== Given task ==
Return all lines with the word "JSON" in them.

== Input ==
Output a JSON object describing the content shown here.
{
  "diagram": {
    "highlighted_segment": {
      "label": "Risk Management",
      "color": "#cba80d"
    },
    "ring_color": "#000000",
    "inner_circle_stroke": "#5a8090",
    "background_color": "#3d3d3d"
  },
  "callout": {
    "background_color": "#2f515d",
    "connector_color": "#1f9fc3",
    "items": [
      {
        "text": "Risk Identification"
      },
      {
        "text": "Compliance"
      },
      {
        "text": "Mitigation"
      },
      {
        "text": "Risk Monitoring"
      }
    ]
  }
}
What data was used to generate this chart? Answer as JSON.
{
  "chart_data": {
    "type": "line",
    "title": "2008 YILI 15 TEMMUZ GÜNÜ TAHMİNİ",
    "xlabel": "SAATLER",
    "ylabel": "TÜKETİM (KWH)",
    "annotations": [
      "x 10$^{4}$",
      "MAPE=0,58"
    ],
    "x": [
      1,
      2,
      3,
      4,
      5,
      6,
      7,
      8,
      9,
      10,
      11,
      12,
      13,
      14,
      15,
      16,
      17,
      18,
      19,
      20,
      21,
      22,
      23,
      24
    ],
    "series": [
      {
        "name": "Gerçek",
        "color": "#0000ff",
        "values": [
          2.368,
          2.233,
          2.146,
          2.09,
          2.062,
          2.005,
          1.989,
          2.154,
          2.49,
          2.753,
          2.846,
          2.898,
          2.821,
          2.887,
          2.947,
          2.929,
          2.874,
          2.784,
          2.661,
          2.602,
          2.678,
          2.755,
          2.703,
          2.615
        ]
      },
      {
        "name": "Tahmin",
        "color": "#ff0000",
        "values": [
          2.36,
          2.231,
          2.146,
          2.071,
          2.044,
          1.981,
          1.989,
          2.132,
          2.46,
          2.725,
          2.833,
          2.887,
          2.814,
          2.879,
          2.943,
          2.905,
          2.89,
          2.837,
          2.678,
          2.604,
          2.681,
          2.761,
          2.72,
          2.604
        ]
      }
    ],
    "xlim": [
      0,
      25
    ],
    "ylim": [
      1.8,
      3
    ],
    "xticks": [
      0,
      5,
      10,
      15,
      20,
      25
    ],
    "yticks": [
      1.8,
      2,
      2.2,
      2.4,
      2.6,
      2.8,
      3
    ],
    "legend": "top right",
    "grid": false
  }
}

== Exercise response ==
Output a JSON object describing the content shown here.
What data was used to generate this chart? Answer as JSON.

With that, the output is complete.